**YOUR GOAL:** Locate the string "карточки" throughout the material and copy every line in which it occurs.

**TASK INPUT:**

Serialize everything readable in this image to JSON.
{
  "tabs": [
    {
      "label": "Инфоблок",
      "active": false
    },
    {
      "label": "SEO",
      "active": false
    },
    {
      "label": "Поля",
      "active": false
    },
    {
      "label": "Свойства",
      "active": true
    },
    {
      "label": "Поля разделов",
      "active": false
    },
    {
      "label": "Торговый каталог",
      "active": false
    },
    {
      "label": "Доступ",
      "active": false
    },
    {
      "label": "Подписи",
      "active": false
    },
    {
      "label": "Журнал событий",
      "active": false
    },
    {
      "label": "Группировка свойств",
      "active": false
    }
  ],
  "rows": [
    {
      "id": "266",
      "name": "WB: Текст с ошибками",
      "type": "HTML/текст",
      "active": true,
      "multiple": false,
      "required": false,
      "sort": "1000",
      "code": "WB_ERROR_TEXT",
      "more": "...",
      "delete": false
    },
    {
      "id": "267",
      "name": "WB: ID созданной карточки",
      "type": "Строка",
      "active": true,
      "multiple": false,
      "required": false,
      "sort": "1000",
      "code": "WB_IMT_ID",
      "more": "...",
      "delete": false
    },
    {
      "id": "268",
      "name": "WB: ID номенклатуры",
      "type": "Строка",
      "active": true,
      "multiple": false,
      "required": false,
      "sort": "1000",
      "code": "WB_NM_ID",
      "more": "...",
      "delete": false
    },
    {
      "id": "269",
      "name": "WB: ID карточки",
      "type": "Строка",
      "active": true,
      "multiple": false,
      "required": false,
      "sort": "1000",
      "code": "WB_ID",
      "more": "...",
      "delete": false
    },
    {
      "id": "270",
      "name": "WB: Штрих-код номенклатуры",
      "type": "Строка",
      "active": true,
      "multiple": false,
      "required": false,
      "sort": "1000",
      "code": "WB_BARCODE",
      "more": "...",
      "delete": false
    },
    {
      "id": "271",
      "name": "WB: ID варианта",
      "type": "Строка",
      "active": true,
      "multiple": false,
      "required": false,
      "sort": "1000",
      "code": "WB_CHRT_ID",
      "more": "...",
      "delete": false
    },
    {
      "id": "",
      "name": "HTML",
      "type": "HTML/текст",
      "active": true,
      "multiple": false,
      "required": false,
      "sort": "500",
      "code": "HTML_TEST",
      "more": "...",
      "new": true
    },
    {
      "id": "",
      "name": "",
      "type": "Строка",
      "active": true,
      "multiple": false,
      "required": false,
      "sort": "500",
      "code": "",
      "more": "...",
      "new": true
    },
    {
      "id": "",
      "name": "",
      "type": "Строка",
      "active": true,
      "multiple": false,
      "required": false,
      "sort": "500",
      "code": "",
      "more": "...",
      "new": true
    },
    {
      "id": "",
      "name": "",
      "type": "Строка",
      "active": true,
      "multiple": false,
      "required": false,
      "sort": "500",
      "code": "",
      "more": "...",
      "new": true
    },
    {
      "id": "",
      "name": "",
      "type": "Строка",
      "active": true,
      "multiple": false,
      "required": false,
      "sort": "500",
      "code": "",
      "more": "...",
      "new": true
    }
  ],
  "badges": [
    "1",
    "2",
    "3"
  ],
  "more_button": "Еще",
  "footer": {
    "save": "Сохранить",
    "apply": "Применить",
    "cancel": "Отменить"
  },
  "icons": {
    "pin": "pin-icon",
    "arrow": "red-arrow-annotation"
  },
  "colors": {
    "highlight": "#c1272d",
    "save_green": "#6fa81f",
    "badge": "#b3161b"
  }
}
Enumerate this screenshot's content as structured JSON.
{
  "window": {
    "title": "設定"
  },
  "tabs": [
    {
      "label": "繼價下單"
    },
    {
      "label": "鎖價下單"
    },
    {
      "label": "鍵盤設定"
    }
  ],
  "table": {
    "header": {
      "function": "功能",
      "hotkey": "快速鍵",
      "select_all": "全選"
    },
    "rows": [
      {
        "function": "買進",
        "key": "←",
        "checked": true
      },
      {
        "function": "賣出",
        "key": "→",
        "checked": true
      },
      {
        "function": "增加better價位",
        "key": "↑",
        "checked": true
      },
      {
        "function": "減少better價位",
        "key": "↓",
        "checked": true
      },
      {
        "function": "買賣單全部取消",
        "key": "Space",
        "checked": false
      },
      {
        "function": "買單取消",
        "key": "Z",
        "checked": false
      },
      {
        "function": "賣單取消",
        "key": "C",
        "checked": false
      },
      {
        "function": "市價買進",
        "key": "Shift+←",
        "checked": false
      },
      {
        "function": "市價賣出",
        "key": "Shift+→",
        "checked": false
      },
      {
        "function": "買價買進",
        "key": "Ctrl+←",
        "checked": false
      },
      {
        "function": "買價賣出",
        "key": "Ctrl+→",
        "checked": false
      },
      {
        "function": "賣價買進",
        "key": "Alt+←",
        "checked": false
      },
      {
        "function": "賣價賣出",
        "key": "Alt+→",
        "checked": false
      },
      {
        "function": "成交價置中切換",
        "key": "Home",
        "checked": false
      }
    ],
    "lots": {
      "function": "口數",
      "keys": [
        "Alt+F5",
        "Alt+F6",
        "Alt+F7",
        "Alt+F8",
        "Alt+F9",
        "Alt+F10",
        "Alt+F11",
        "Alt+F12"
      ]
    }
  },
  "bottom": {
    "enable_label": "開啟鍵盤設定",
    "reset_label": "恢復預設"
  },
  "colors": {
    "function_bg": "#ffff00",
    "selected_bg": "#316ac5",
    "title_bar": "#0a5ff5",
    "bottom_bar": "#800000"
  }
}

**TASK ANSWER:**
      "name": "WB: ID созданной карточки",
      "name": "WB: ID карточки",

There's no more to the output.